» **GIVEN EXERCISE**: Only lines holding the word "that" should be copied from the material.

[Extracted data entries]
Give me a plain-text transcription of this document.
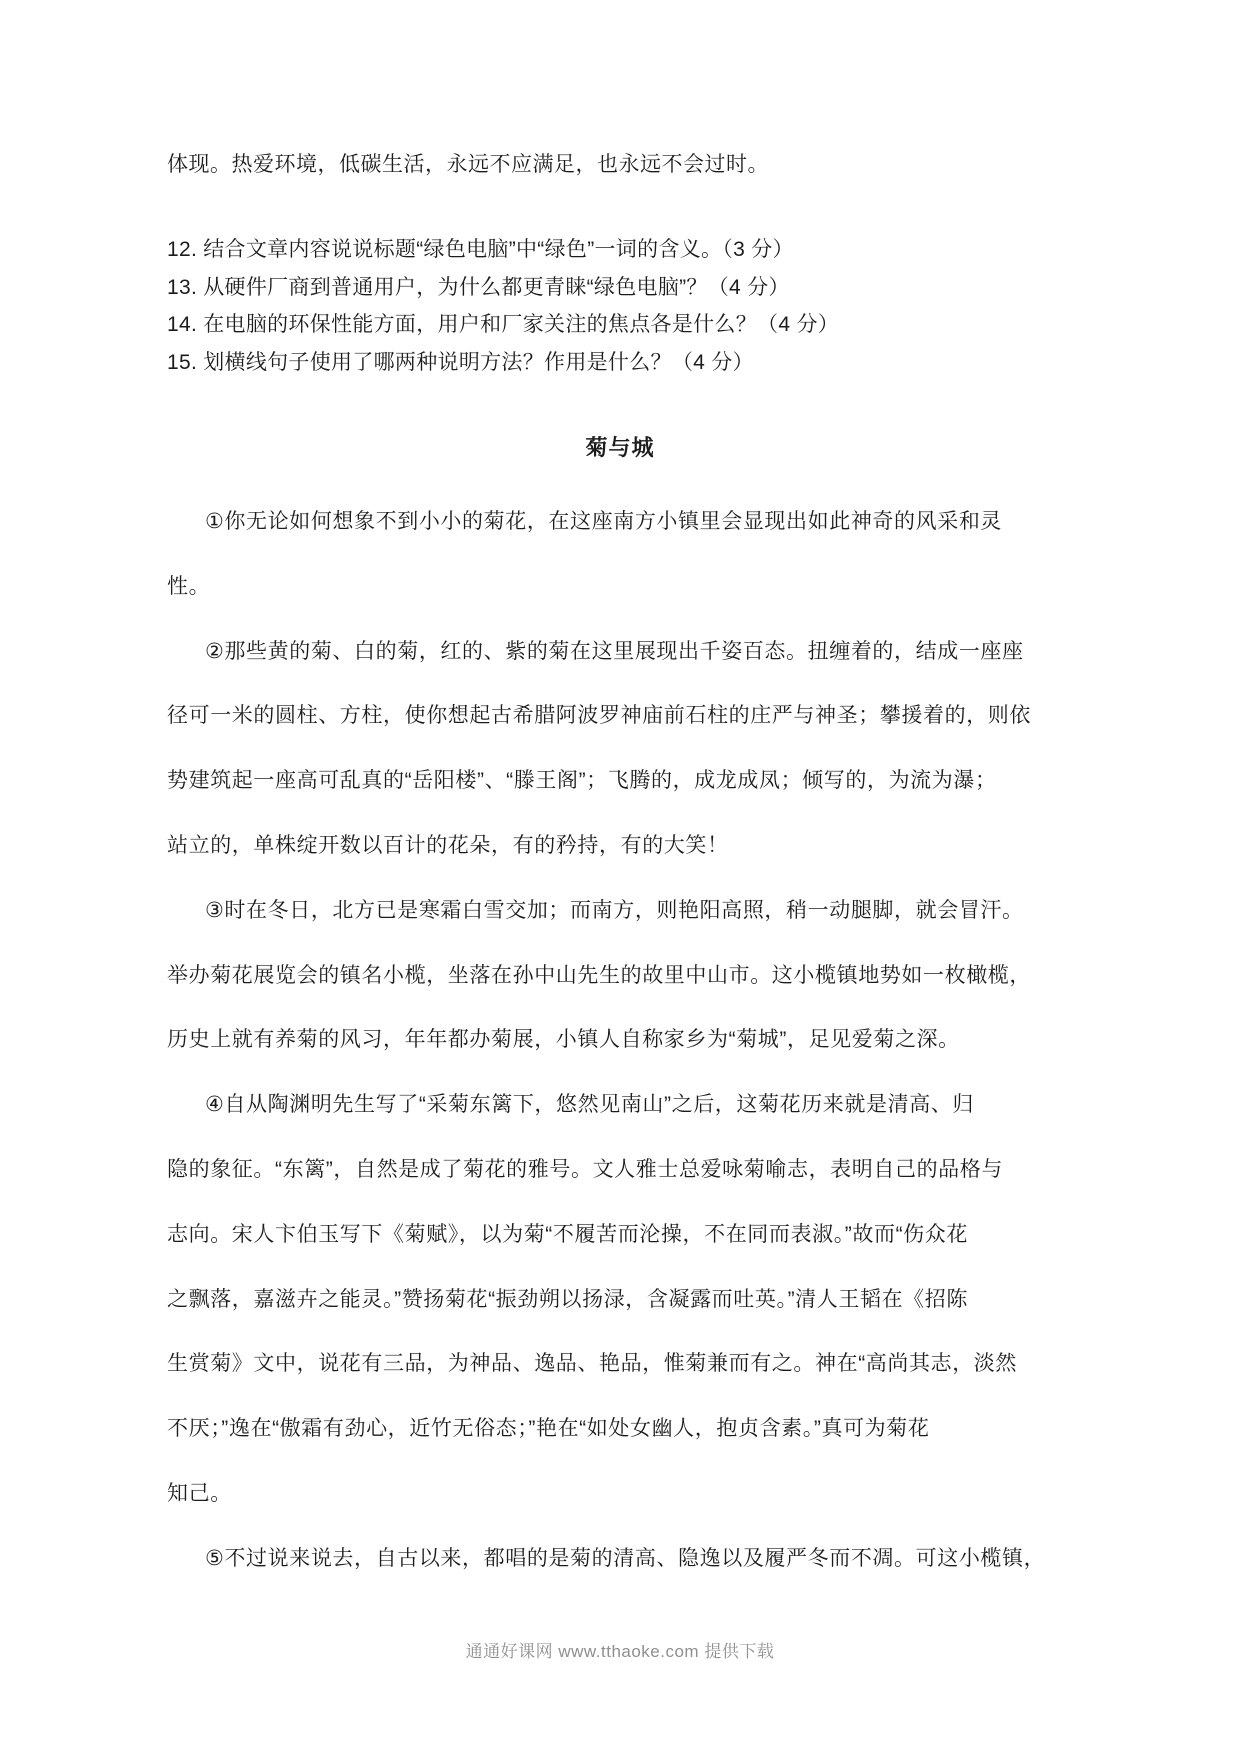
体现。热爱环境，低碳生活，永远不应满足，也永远不会过时。
12. 结合文章内容说说标题“绿色电脑”中“绿色”一词的含义。（3 分）
13. 从硬件厂商到普通用户，为什么都更青睐“绿色电脑”？（4 分）
14. 在电脑的环保性能方面，用户和厂家关注的焦点各是什么？（4 分）
15. 划横线句子使用了哪两种说明方法？作用是什么？（4 分）
菊与城
①你无论如何想象不到小小的菊花，在这座南方小镇里会显现出如此神奇的风采和灵
性。
②那些黄的菊、白的菊，红的、紫的菊在这里展现出千姿百态。扭缠着的，结成一座座
径可一米的圆柱、方柱，使你想起古希腊阿波罗神庙前石柱的庄严与神圣；攀援着的，则依
势建筑起一座高可乱真的“岳阳楼”、“滕王阁”；飞腾的，成龙成凤；倾写的，为流为瀑；
站立的，单株绽开数以百计的花朵，有的矜持，有的大笑！
③时在冬日，北方已是寒霜白雪交加；而南方，则艳阳高照，稍一动腿脚，就会冒汗。
举办菊花展览会的镇名小榄，坐落在孙中山先生的故里中山市。这小榄镇地势如一枚橄榄，
历史上就有养菊的风习，年年都办菊展，小镇人自称家乡为“菊城”，足见爱菊之深。
④自从陶渊明先生写了“采菊东篱下，悠然见南山”之后，这菊花历来就是清高、归
隐的象征。“东篱”，自然是成了菊花的雅号。文人雅士总爱咏菊喻志，表明自己的品格与
志向。宋人卞伯玉写下《菊赋》，以为菊“不履苦而沦操，不在同而表淑。”故而“伤众花
之飘落，嘉滋卉之能灵。”赞扬菊花“振劲朔以扬渌，含凝露而吐英。”清人王韬在《招陈
生赏菊》文中，说花有三品，为神品、逸品、艳品，惟菊兼而有之。神在“高尚其志，淡然
不厌；”逸在“傲霜有劲心，近竹无俗态；”艳在“如处女幽人，抱贞含素。”真可为菊花
知己。
⑤不过说来说去，自古以来，都唱的是菊的清高、隐逸以及履严冬而不凋。可这小榄镇，
通通好课网 www.tthaoke.com 提供下载
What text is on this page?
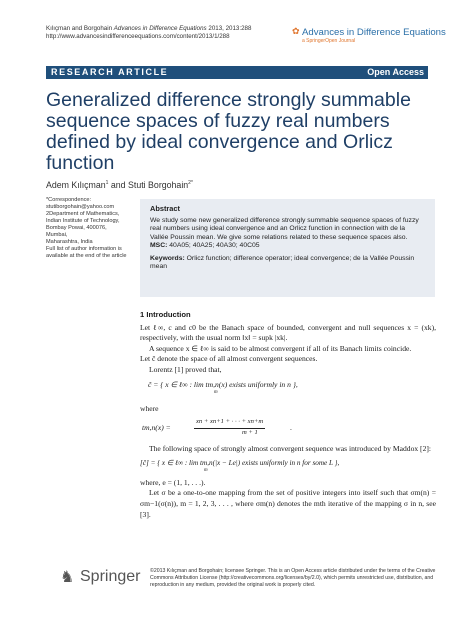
Kılıçman and Borgohain Advances in Difference Equations 2013, 2013:288
http://www.advancesindifferenceequations.com/content/2013/1/288
✿ Advances in Difference Equations
a SpringerOpen Journal
RESEARCH ARTICLE	Open Access
Generalized difference strongly summable sequence spaces of fuzzy real numbers defined by ideal convergence and Orlicz function
Adem Kılıçman$^1$ and Stuti Borgohain$^{2*}$
*Correspondence:
stutiborgohain@yahoo.com
2Department of Mathematics,
Indian Institute of Technology,
Bombay Powai, 400076, Mumbai,
Maharashtra, India
Full list of author information is
available at the end of the article
Abstract
We study some new generalized difference strongly summable sequence spaces of fuzzy real numbers using ideal convergence and an Orlicz function in connection with de la Vallée Poussin mean. We give some relations related to these sequence spaces also.
MSC: 40A05; 40A25; 40A30; 40C05
Keywords: Orlicz function; difference operator; ideal convergence; de la Vallée Poussin mean
1 Introduction

Let ℓ∞, c and c0 be the Banach space of bounded, convergent and null sequences x = (xk), respectively, with the usual norm ‖x‖ = supk |xk|.

A sequence x ∈ ℓ∞ is said to be almost convergent if all of its Banach limits coincide.

Let ĉ denote the space of all almost convergent sequences.

Lorentz [1] proved that,

ĉ = { x ∈ ℓ∞ : lim tm,n(x) exists uniformly in n },
m

where

tm,n(x) =
xn + xn+1 + · · · + xn+m
m + 1
.

The following space of strongly almost convergent sequence was introduced by Maddox [2]:

[ĉ] = { x ∈ ℓ∞ : lim tm,n(|x − Le|) exists uniformly in n for some L },
m

where, e = (1, 1, . . .).

Let σ be a one-to-one mapping from the set of positive integers into itself such that σm(n) = σm−1(σ(n)), m = 1, 2, 3, . . . , where σm(n) denotes the mth iterative of the mapping σ in n, see [3].

♞ Springer ©2013 Kılıçman and Borgohain; licensee Springer. This is an Open Access article distributed under the terms of the Creative Commons Attribution License (http://creativecommons.org/licenses/by/2.0), which permits unrestricted use, distribution, and reproduction in any medium, provided the original work is properly cited.
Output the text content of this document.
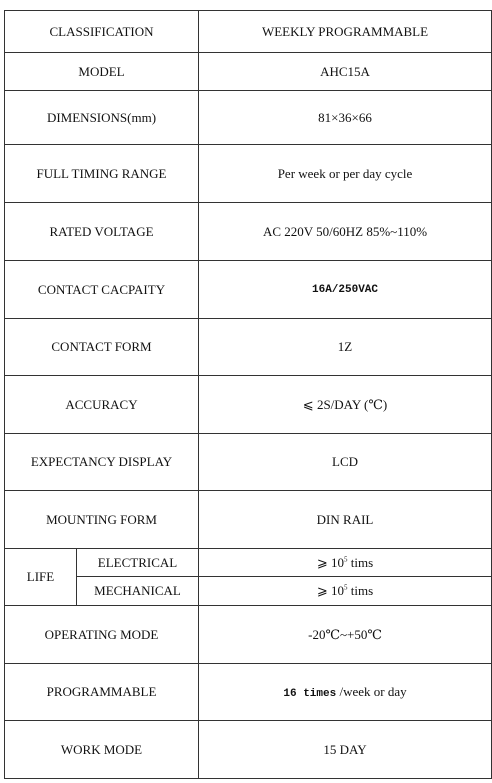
CLASSIFICATION		WEEKLY PROGRAMMABLE
MODEL		AHC15A
DIMENSIONS(mm)		81×36×66
FULL TIMING RANGE		Per week or per day cycle
RATED VOLTAGE		AC 220V 50/60HZ 85%~110%
CONTACT CACPAITY		16A/250VAC
CONTACT FORM		1Z
ACCURACY		⩽ 2S/DAY (℃)
EXPECTANCY DISPLAY		LCD
MOUNTING FORM		DIN RAIL
LIFE	ELECTRICAL	⩾ $10^5$ tims
	MECHANICAL	⩾ $10^5$ tims
OPERATING MODE		-20℃~+50℃
PROGRAMMABLE		16 times /week or day
WORK MODE		15 DAY
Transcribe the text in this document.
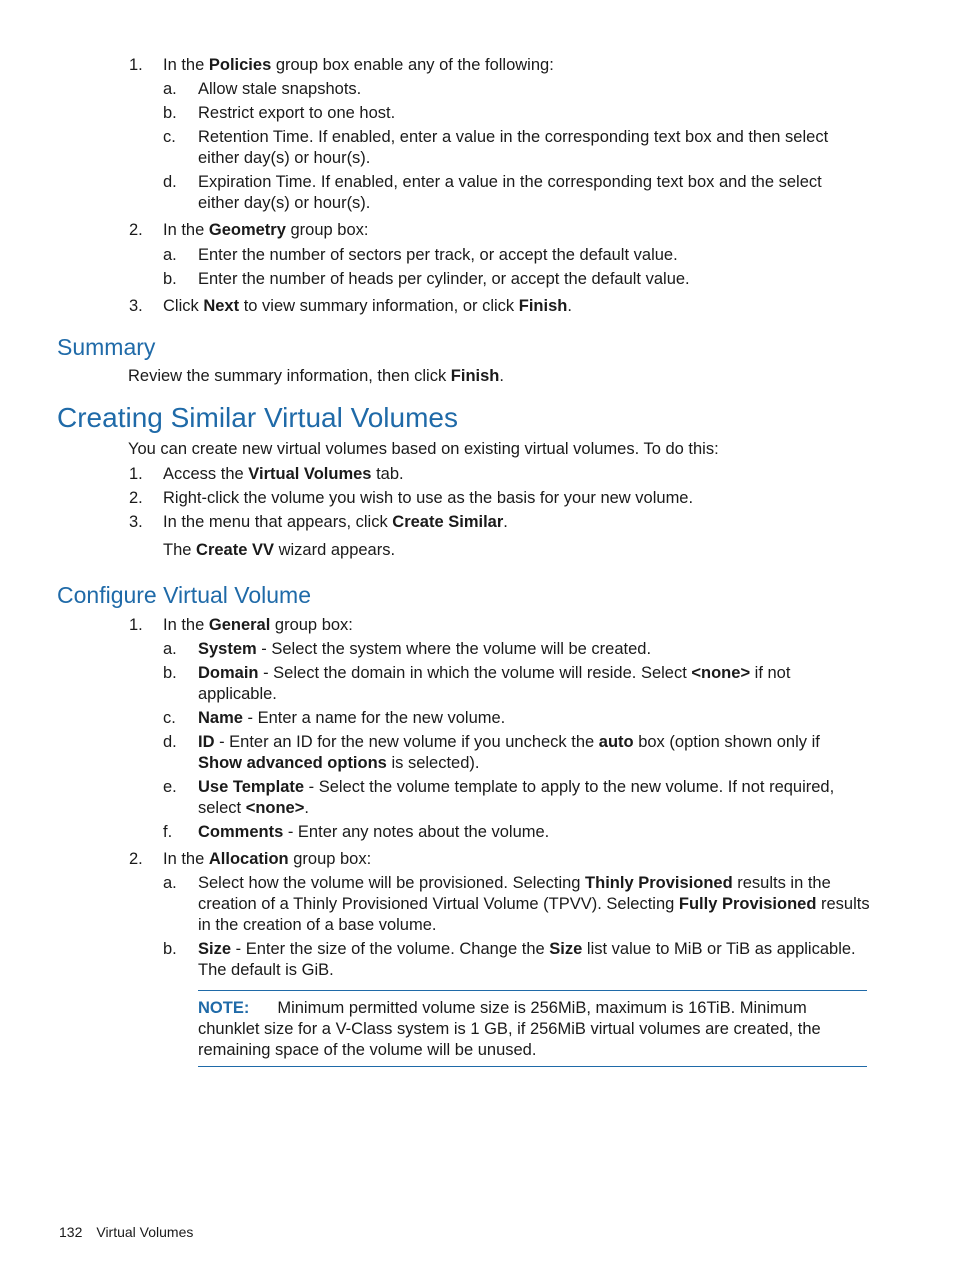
1.	In the Policies group box enable any of the following:
a.	Allow stale snapshots.
b.	Restrict export to one host.
c.	Retention Time. If enabled, enter a value in the corresponding text box and then select
either day(s) or hour(s).
d.	Expiration Time. If enabled, enter a value in the corresponding text box and the select
either day(s) or hour(s).
2.	In the Geometry group box:
a.	Enter the number of sectors per track, or accept the default value.
b.	Enter the number of heads per cylinder, or accept the default value.
3.	Click Next to view summary information, or click Finish.
Summary
Review the summary information, then click Finish.
Creating Similar Virtual Volumes
You can create new virtual volumes based on existing virtual volumes. To do this:
1.	Access the Virtual Volumes tab.
2.	Right-click the volume you wish to use as the basis for your new volume.
3.	In the menu that appears, click Create Similar.
The Create VV wizard appears.
Configure Virtual Volume
1.	In the General group box:
a.	System - Select the system where the volume will be created.
b.	Domain - Select the domain in which the volume will reside. Select <none> if not
applicable.
c.	Name - Enter a name for the new volume.
d.	ID - Enter an ID for the new volume if you uncheck the auto box (option shown only if
Show advanced options is selected).
e.	Use Template - Select the volume template to apply to the new volume. If not required,
select <none>.
f.	Comments - Enter any notes about the volume.
2.	In the Allocation group box:
a.	Select how the volume will be provisioned. Selecting Thinly Provisioned results in the
creation of a Thinly Provisioned Virtual Volume (TPVV). Selecting Fully Provisioned results
in the creation of a base volume.
b.	Size - Enter the size of the volume. Change the Size list value to MiB or TiB as applicable.
The default is GiB.
NOTE: Minimum permitted volume size is 256MiB, maximum is 16TiB. Minimum
chunklet size for a V-Class system is 1 GB, if 256MiB virtual volumes are created, the
remaining space of the volume will be unused.
132 Virtual Volumes
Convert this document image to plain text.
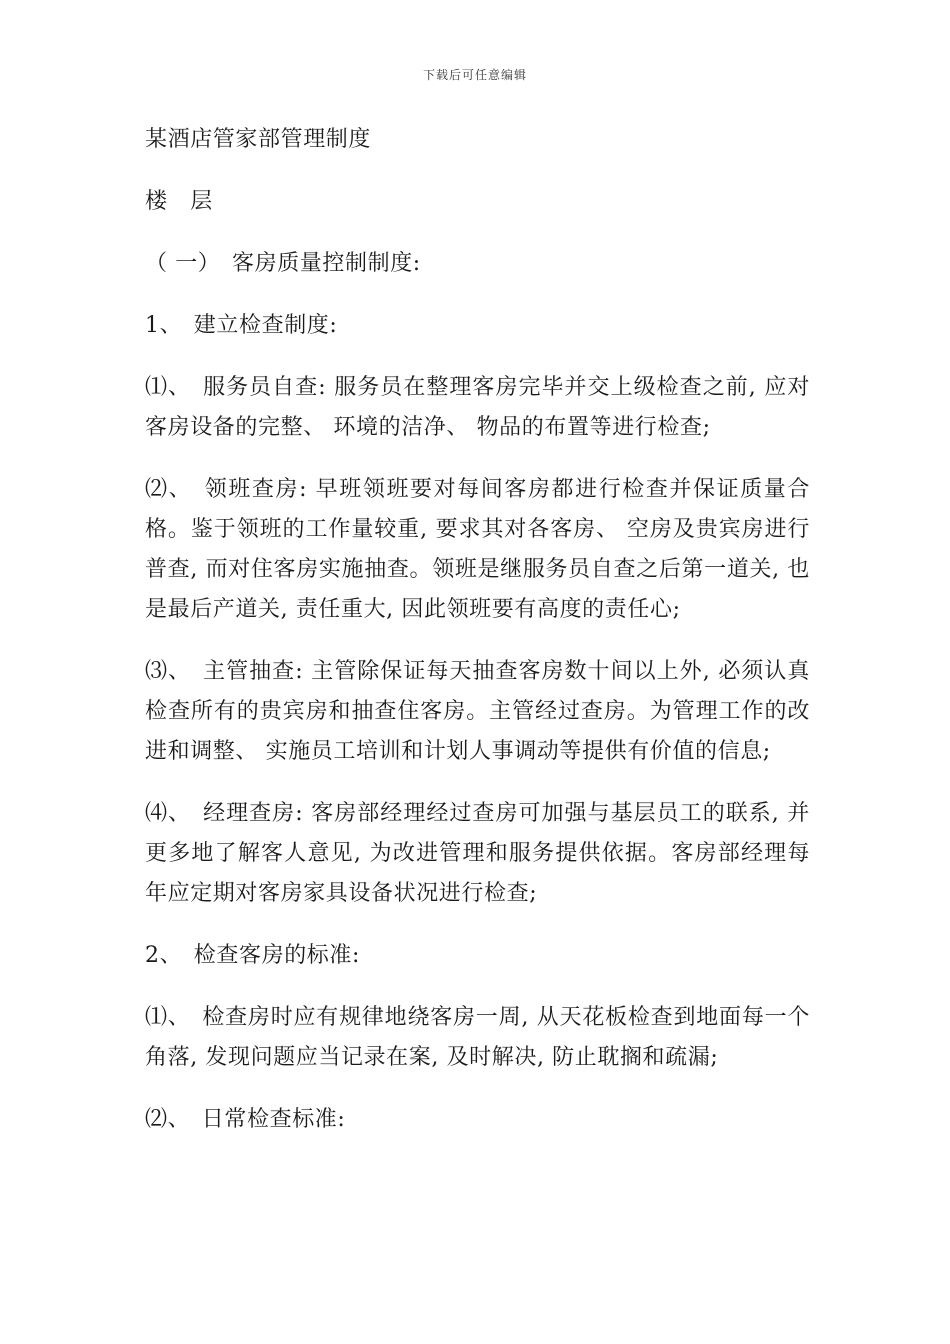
下载后可任意编辑

某酒店管家部管理制度

楼　层

（ 一）　客房质量控制制度:

1、　建立检查制度:

⑴、　服务员自查: 服务员在整理客房完毕并交上级检查之前, 应对客房设备的完整、 环境的洁净、 物品的布置等进行检查;

⑵、　领班查房: 早班领班要对每间客房都进行检查并保证质量合格。鉴于领班的工作量较重, 要求其对各客房、 空房及贵宾房进行普查, 而对住客房实施抽查。领班是继服务员自查之后第一道关, 也是最后产道关, 责任重大, 因此领班要有高度的责任心;

⑶、　主管抽查: 主管除保证每天抽查客房数十间以上外, 必须认真检查所有的贵宾房和抽查住客房。主管经过查房。为管理工作的改进和调整、 实施员工培训和计划人事调动等提供有价值的信息;

⑷、　经理查房: 客房部经理经过查房可加强与基层员工的联系, 并更多地了解客人意见, 为改进管理和服务提供依据。客房部经理每年应定期对客房家具设备状况进行检查;

2、　检查客房的标准:

⑴、　检查房时应有规律地绕客房一周, 从天花板检查到地面每一个角落, 发现问题应当记录在案, 及时解决, 防止耽搁和疏漏;

⑵、　日常检查标准:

» **WRITTEN SOLUTION**:
Lorentz [1] proved that,
Let σ be a one-to-one mapping from the set of positive integers into itself such that σm(n) = σm−1(σ(n)), m = 1, 2, 3, . . . , where σm(n) denotes the mth iterative of the mapping σ in n, see [3].
3.	In the menu that appears, click Create Similar.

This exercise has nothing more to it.